- [WORK TO COMPLETE]
Identify the lines that contain the word "eligible", then copy them.

- [THE RECORDS]
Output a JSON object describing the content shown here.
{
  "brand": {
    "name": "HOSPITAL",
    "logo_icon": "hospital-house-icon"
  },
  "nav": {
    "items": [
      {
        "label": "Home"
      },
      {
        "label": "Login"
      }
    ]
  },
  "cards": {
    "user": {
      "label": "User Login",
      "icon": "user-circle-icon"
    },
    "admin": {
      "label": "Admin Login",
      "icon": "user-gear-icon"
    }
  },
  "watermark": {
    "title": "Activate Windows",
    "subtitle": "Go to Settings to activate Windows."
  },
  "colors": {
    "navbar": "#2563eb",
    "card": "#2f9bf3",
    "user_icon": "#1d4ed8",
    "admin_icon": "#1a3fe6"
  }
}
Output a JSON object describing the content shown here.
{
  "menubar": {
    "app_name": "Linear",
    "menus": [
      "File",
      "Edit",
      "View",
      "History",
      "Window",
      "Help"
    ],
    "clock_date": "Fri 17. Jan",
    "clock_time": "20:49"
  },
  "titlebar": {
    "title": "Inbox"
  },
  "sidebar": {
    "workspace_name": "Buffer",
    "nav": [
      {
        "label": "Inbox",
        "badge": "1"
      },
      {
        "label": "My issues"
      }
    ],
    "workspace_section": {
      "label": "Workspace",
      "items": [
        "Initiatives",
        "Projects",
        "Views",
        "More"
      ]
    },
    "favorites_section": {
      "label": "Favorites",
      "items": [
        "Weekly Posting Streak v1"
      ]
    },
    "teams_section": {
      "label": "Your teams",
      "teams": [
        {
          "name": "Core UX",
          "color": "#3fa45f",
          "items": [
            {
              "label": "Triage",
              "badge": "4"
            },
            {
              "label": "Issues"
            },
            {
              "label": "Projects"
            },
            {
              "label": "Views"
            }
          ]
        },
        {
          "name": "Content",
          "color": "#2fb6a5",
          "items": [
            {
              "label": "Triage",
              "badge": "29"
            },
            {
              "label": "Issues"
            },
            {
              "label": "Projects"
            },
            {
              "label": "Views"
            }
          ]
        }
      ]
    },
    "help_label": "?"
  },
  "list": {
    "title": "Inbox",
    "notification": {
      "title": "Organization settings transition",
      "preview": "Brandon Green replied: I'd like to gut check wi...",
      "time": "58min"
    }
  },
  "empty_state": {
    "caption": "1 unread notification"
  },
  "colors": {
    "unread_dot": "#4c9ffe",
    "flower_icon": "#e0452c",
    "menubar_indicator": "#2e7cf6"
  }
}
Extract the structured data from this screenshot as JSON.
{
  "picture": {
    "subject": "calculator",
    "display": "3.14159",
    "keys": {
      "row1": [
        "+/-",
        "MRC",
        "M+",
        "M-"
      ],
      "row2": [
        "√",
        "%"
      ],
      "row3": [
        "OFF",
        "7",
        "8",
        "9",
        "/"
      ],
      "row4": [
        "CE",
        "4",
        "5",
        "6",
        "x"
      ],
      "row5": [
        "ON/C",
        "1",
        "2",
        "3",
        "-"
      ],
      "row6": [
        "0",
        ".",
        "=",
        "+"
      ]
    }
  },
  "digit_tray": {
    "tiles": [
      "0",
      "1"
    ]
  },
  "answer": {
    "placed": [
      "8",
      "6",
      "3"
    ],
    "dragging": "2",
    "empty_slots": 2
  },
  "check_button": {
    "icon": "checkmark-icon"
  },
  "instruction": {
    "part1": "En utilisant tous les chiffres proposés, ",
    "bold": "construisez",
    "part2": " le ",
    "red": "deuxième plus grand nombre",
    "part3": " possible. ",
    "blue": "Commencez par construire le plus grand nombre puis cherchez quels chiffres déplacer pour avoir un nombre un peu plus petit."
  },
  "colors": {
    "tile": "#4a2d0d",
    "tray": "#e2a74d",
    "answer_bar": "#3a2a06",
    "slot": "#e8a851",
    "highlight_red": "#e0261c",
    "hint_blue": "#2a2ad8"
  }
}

* * *

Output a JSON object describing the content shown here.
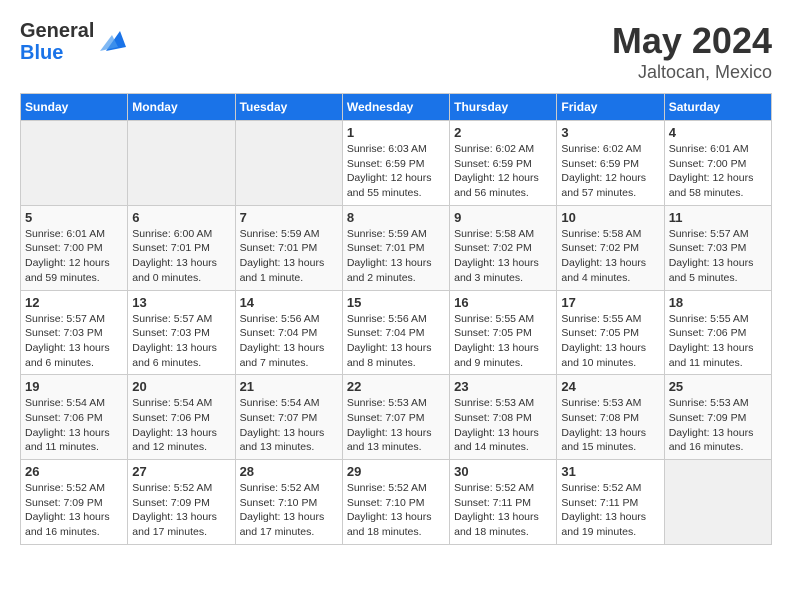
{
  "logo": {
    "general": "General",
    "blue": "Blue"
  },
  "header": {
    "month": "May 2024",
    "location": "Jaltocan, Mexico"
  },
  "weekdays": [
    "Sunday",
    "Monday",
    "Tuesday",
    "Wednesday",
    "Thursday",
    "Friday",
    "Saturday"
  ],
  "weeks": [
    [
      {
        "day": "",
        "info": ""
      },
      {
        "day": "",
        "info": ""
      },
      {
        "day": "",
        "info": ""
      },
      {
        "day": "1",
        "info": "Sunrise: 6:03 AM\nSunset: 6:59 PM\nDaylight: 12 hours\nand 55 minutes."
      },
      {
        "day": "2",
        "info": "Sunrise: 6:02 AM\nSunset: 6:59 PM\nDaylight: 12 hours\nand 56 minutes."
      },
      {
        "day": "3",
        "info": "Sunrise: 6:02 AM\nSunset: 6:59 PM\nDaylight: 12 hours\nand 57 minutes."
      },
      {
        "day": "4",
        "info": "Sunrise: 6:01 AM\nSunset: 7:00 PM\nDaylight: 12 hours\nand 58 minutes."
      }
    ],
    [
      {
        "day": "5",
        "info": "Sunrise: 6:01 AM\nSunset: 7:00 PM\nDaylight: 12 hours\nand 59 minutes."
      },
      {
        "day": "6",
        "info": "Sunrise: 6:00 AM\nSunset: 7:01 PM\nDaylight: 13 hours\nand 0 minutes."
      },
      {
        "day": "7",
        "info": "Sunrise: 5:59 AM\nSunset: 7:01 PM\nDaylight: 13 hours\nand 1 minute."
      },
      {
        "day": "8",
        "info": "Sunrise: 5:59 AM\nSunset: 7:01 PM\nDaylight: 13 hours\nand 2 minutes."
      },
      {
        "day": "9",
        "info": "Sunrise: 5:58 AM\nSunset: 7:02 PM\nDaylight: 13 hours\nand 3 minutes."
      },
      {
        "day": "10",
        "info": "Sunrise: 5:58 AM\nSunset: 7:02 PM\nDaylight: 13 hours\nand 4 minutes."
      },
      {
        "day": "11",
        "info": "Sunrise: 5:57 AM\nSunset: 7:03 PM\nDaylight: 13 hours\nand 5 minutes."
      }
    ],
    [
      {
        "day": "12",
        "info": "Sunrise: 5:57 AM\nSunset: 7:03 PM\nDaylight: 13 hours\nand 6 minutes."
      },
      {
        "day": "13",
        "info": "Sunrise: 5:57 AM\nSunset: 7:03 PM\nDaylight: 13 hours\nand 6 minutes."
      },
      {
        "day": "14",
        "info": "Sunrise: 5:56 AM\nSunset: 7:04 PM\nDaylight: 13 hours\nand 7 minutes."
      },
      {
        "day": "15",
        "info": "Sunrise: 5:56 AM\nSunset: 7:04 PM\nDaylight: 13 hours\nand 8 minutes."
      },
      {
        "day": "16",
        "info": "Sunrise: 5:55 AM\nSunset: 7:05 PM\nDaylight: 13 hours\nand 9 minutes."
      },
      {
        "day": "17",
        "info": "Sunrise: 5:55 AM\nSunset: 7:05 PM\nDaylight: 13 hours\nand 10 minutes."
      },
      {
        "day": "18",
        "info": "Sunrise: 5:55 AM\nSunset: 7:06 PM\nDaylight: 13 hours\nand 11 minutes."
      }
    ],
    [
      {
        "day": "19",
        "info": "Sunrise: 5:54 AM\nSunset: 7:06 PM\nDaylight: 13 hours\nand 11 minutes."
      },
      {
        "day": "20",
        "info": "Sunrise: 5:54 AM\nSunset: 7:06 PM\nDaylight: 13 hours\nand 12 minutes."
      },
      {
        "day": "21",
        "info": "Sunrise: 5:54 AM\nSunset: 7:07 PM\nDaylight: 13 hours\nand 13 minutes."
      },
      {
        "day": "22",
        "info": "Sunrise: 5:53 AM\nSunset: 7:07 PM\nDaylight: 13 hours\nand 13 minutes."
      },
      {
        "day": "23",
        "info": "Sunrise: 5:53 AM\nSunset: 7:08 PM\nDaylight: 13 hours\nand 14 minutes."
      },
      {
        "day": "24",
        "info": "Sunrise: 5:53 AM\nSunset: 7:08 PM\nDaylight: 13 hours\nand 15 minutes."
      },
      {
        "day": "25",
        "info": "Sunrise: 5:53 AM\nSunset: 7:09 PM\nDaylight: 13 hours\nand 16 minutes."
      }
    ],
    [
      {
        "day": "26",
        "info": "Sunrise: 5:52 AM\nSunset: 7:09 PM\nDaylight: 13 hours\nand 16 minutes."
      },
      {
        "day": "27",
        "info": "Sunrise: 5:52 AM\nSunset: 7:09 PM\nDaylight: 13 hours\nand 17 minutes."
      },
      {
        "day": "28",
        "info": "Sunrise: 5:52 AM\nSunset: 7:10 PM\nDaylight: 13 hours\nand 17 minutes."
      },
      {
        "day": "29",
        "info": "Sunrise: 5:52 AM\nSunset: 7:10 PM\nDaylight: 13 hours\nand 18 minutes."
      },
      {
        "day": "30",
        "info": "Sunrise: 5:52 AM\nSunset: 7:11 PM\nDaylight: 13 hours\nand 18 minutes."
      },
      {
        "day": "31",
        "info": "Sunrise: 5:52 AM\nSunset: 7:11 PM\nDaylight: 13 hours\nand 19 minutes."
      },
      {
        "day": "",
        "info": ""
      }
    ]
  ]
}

==

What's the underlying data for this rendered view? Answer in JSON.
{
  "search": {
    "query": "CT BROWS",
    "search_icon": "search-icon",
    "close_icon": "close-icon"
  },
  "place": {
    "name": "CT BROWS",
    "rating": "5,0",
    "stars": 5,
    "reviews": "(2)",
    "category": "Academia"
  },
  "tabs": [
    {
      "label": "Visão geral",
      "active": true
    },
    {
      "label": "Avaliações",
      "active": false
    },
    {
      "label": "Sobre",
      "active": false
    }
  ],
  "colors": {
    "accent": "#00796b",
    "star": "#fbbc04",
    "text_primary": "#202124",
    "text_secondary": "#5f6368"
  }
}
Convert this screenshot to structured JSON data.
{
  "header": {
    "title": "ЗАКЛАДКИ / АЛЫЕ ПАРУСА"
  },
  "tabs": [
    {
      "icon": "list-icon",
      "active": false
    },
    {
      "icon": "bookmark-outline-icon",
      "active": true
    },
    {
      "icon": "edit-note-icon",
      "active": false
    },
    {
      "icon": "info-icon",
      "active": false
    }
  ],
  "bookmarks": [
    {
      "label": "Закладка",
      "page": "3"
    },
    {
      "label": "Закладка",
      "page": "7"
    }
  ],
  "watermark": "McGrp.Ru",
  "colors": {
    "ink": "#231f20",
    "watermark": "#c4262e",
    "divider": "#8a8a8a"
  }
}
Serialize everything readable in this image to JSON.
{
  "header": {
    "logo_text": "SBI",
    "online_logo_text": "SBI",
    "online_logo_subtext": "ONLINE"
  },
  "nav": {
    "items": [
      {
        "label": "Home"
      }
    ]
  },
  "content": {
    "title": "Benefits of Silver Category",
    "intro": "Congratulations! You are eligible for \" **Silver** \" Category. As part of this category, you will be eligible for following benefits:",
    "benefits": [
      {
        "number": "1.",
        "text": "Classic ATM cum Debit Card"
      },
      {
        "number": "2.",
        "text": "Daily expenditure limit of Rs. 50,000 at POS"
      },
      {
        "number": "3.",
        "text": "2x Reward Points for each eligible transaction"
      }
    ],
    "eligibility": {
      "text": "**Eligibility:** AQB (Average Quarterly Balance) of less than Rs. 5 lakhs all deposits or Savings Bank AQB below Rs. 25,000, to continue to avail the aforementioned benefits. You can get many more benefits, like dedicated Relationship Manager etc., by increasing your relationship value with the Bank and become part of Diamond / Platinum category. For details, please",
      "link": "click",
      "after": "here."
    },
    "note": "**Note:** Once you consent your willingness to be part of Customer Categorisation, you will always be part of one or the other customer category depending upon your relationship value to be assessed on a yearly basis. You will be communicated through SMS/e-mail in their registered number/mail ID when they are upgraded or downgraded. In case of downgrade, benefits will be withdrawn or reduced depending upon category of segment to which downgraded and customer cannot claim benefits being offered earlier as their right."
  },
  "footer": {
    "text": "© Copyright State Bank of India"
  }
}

- [RESULT FOR THIS TASK]
    "intro": "Congratulations! You are eligible for \" **Silver** \" Category. As part of this category, you will be eligible for following benefits:",
        "text": "2x Reward Points for each eligible transaction"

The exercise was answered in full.